§ **WHAT THE TASK REQUIRES**
Could you repeat the records below exactly, leaving out any pictures?

§ **DATASET RECORDS**

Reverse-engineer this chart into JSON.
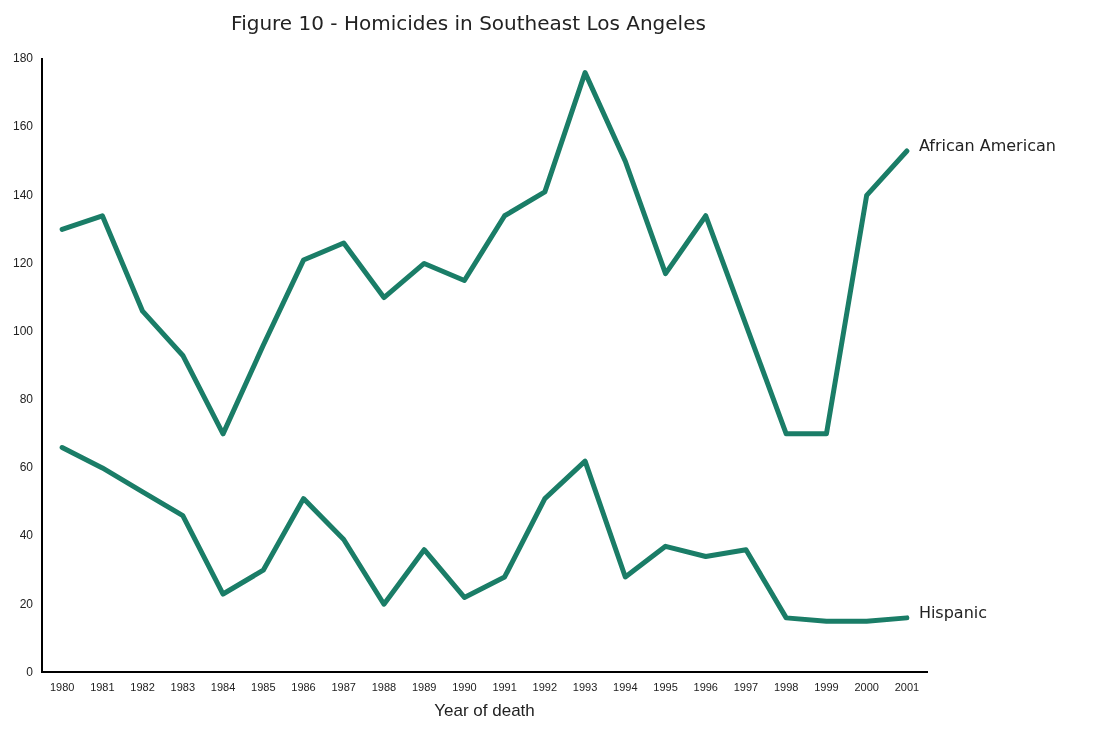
{
  "chart_data": {
    "type": "line",
    "title": "Figure 10 - Homicides in Southeast Los Angeles",
    "xlabel": "Year of death",
    "categories": [
      "1980",
      "1981",
      "1982",
      "1983",
      "1984",
      "1985",
      "1986",
      "1987",
      "1988",
      "1989",
      "1990",
      "1991",
      "1992",
      "1993",
      "1994",
      "1995",
      "1996",
      "1997",
      "1998",
      "1999",
      "2000",
      "2001"
    ],
    "series": [
      {
        "name": "African American",
        "color": "#1a7d67",
        "values": [
          130,
          134,
          106,
          93,
          70,
          96,
          121,
          126,
          110,
          120,
          115,
          134,
          141,
          176,
          150,
          117,
          134,
          102,
          70,
          70,
          140,
          153
        ]
      },
      {
        "name": "Hispanic",
        "color": "#1a7d67",
        "values": [
          66,
          60,
          53,
          46,
          23,
          30,
          51,
          39,
          20,
          36,
          22,
          28,
          51,
          62,
          28,
          37,
          34,
          36,
          16,
          15,
          15,
          16
        ]
      }
    ],
    "ylim": [
      0,
      180
    ],
    "yticks": [
      0,
      20,
      40,
      60,
      80,
      100,
      120,
      140,
      160,
      180
    ],
    "grid": false,
    "legend": false,
    "marker": "none",
    "line_style": "solid"
  }
}
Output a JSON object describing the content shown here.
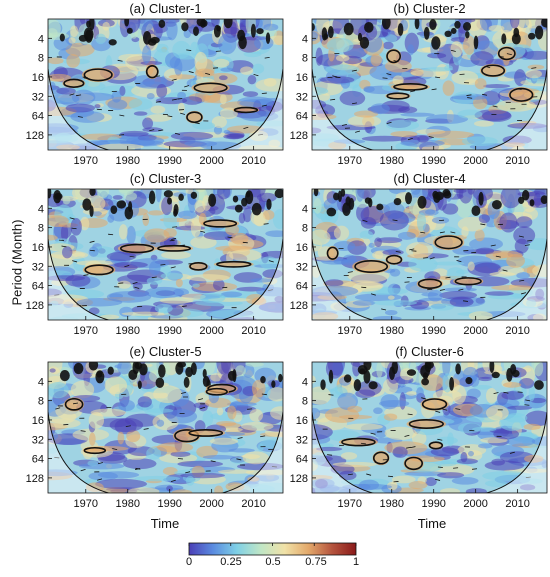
{
  "chart_data": [
    {
      "type": "heatmap",
      "title": "(a) Cluster-1",
      "ylabel": "",
      "xlabel": "",
      "x_ticks": [
        "1970",
        "1980",
        "1990",
        "2000",
        "2010"
      ],
      "y_ticks": [
        "4",
        "8",
        "16",
        "32",
        "64",
        "128"
      ],
      "x_range": [
        1961,
        2017
      ],
      "y_scale": "log2",
      "y_range": [
        2,
        220
      ]
    },
    {
      "type": "heatmap",
      "title": "(b) Cluster-2",
      "ylabel": "",
      "xlabel": "",
      "x_ticks": [
        "1970",
        "1980",
        "1990",
        "2000",
        "2010"
      ],
      "y_ticks": [
        "4",
        "8",
        "16",
        "32",
        "64",
        "128"
      ],
      "x_range": [
        1961,
        2017
      ],
      "y_scale": "log2",
      "y_range": [
        2,
        220
      ]
    },
    {
      "type": "heatmap",
      "title": "(c) Cluster-3",
      "ylabel": "Period (Month)",
      "xlabel": "",
      "x_ticks": [
        "1970",
        "1980",
        "1990",
        "2000",
        "2010"
      ],
      "y_ticks": [
        "4",
        "8",
        "16",
        "32",
        "64",
        "128"
      ],
      "x_range": [
        1961,
        2017
      ],
      "y_scale": "log2",
      "y_range": [
        2,
        220
      ]
    },
    {
      "type": "heatmap",
      "title": "(d) Cluster-4",
      "ylabel": "",
      "xlabel": "",
      "x_ticks": [
        "1970",
        "1980",
        "1990",
        "2000",
        "2010"
      ],
      "y_ticks": [
        "4",
        "8",
        "16",
        "32",
        "64",
        "128"
      ],
      "x_range": [
        1961,
        2017
      ],
      "y_scale": "log2",
      "y_range": [
        2,
        220
      ]
    },
    {
      "type": "heatmap",
      "title": "(e) Cluster-5",
      "ylabel": "",
      "xlabel": "Time",
      "x_ticks": [
        "1970",
        "1980",
        "1990",
        "2000",
        "2010"
      ],
      "y_ticks": [
        "4",
        "8",
        "16",
        "32",
        "64",
        "128"
      ],
      "x_range": [
        1961,
        2017
      ],
      "y_scale": "log2",
      "y_range": [
        2,
        220
      ]
    },
    {
      "type": "heatmap",
      "title": "(f) Cluster-6",
      "ylabel": "",
      "xlabel": "Time",
      "x_ticks": [
        "1970",
        "1980",
        "1990",
        "2000",
        "2010"
      ],
      "y_ticks": [
        "4",
        "8",
        "16",
        "32",
        "64",
        "128"
      ],
      "x_range": [
        1961,
        2017
      ],
      "y_scale": "log2",
      "y_range": [
        2,
        220
      ]
    }
  ],
  "colorbar": {
    "ticks": [
      "0",
      "0.25",
      "0.5",
      "0.75",
      "1"
    ],
    "range": [
      0,
      1
    ],
    "colors": [
      "#4b3fb6",
      "#5a8be0",
      "#7fd0e6",
      "#bfe6c6",
      "#f0e2a8",
      "#e3a96b",
      "#b5543e",
      "#8a1a1a"
    ]
  },
  "shared": {
    "ylabel": "Period (Month)",
    "xlabel": "Time"
  }
}
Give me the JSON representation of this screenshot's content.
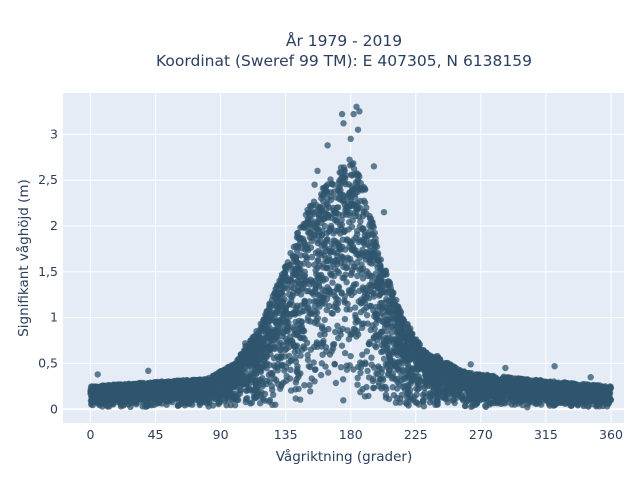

§ **RIGHT ANSWER**
Reverse-engineer this chart into JSON.
{
  "chart_data": {
    "type": "line",
    "title": "Figure 10 - Homicides in Southeast Los Angeles",
    "xlabel": "Year of death",
    "categories": [
      "1980",
      "1981",
      "1982",
      "1983",
      "1984",
      "1985",
      "1986",
      "1987",
      "1988",
      "1989",
      "1990",
      "1991",
      "1992",
      "1993",
      "1994",
      "1995",
      "1996",
      "1997",
      "1998",
      "1999",
      "2000",
      "2001"
    ],
    "series": [
      {
        "name": "African American",
        "color": "#1a7d67",
        "values": [
          130,
          134,
          106,
          93,
          70,
          96,
          121,
          126,
          110,
          120,
          115,
          134,
          141,
          176,
          150,
          117,
          134,
          102,
          70,
          70,
          140,
          153
        ]
      },
      {
        "name": "Hispanic",
        "color": "#1a7d67",
        "values": [
          66,
          60,
          53,
          46,
          23,
          30,
          51,
          39,
          20,
          36,
          22,
          28,
          51,
          62,
          28,
          37,
          34,
          36,
          16,
          15,
          15,
          16
        ]
      }
    ],
    "ylim": [
      0,
      180
    ],
    "yticks": [
      0,
      20,
      40,
      60,
      80,
      100,
      120,
      140,
      160,
      180
    ],
    "grid": false,
    "legend": false,
    "marker": "none",
    "line_style": "solid"
  }
}
Output a JSON object describing the content shown here.
{
  "chart_data": [
    {
      "type": "heatmap",
      "title": "(a) Cluster-1",
      "ylabel": "",
      "xlabel": "",
      "x_ticks": [
        "1970",
        "1980",
        "1990",
        "2000",
        "2010"
      ],
      "y_ticks": [
        "4",
        "8",
        "16",
        "32",
        "64",
        "128"
      ],
      "x_range": [
        1961,
        2017
      ],
      "y_scale": "log2",
      "y_range": [
        2,
        220
      ]
    },
    {
      "type": "heatmap",
      "title": "(b) Cluster-2",
      "ylabel": "",
      "xlabel": "",
      "x_ticks": [
        "1970",
        "1980",
        "1990",
        "2000",
        "2010"
      ],
      "y_ticks": [
        "4",
        "8",
        "16",
        "32",
        "64",
        "128"
      ],
      "x_range": [
        1961,
        2017
      ],
      "y_scale": "log2",
      "y_range": [
        2,
        220
      ]
    },
    {
      "type": "heatmap",
      "title": "(c) Cluster-3",
      "ylabel": "Period (Month)",
      "xlabel": "",
      "x_ticks": [
        "1970",
        "1980",
        "1990",
        "2000",
        "2010"
      ],
      "y_ticks": [
        "4",
        "8",
        "16",
        "32",
        "64",
        "128"
      ],
      "x_range": [
        1961,
        2017
      ],
      "y_scale": "log2",
      "y_range": [
        2,
        220
      ]
    },
    {
      "type": "heatmap",
      "title": "(d) Cluster-4",
      "ylabel": "",
      "xlabel": "",
      "x_ticks": [
        "1970",
        "1980",
        "1990",
        "2000",
        "2010"
      ],
      "y_ticks": [
        "4",
        "8",
        "16",
        "32",
        "64",
        "128"
      ],
      "x_range": [
        1961,
        2017
      ],
      "y_scale": "log2",
      "y_range": [
        2,
        220
      ]
    },
    {
      "type": "heatmap",
      "title": "(e) Cluster-5",
      "ylabel": "",
      "xlabel": "Time",
      "x_ticks": [
        "1970",
        "1980",
        "1990",
        "2000",
        "2010"
      ],
      "y_ticks": [
        "4",
        "8",
        "16",
        "32",
        "64",
        "128"
      ],
      "x_range": [
        1961,
        2017
      ],
      "y_scale": "log2",
      "y_range": [
        2,
        220
      ]
    },
    {
      "type": "heatmap",
      "title": "(f) Cluster-6",
      "ylabel": "",
      "xlabel": "Time",
      "x_ticks": [
        "1970",
        "1980",
        "1990",
        "2000",
        "2010"
      ],
      "y_ticks": [
        "4",
        "8",
        "16",
        "32",
        "64",
        "128"
      ],
      "x_range": [
        1961,
        2017
      ],
      "y_scale": "log2",
      "y_range": [
        2,
        220
      ]
    }
  ],
  "colorbar": {
    "ticks": [
      "0",
      "0.25",
      "0.5",
      "0.75",
      "1"
    ],
    "range": [
      0,
      1
    ],
    "colors": [
      "#4b3fb6",
      "#5a8be0",
      "#7fd0e6",
      "#bfe6c6",
      "#f0e2a8",
      "#e3a96b",
      "#b5543e",
      "#8a1a1a"
    ]
  },
  "shared": {
    "ylabel": "Period (Month)",
    "xlabel": "Time"
  }
}
Give me the JSON representation of this screenshot's content.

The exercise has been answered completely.